◆ **PROMPT**:
Please state how many lines of the material below contain the string "billions", and reply with the number alone.
# START OF DATASET RECORDS
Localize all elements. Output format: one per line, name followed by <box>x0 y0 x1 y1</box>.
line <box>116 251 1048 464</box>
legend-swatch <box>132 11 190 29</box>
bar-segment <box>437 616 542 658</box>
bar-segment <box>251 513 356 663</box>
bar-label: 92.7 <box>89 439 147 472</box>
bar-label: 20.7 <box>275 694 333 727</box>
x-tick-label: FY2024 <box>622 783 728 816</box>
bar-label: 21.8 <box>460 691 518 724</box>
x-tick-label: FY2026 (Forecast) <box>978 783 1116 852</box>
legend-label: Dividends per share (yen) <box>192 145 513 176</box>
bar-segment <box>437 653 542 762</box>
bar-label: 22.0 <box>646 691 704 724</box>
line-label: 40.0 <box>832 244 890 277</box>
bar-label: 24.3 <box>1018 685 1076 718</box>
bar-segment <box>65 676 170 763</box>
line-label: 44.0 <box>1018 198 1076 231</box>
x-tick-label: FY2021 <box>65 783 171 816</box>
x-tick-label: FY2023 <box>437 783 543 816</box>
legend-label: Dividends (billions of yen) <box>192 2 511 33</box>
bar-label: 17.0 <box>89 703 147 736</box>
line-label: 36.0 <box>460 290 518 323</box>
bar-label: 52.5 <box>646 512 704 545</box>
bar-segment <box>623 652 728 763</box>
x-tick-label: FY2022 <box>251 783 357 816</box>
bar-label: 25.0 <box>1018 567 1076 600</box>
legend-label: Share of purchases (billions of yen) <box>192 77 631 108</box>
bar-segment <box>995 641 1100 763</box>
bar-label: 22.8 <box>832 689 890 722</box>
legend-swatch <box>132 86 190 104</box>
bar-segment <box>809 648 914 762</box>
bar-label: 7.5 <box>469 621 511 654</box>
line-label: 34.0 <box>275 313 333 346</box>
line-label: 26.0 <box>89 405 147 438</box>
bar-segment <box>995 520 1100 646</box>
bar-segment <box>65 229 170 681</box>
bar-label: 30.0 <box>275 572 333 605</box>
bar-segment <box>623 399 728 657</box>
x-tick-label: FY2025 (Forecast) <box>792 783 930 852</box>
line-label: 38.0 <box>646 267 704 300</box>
# END OF DATASET RECORDS
◆ **RESPONSE TO THIS EXERCISE**:
2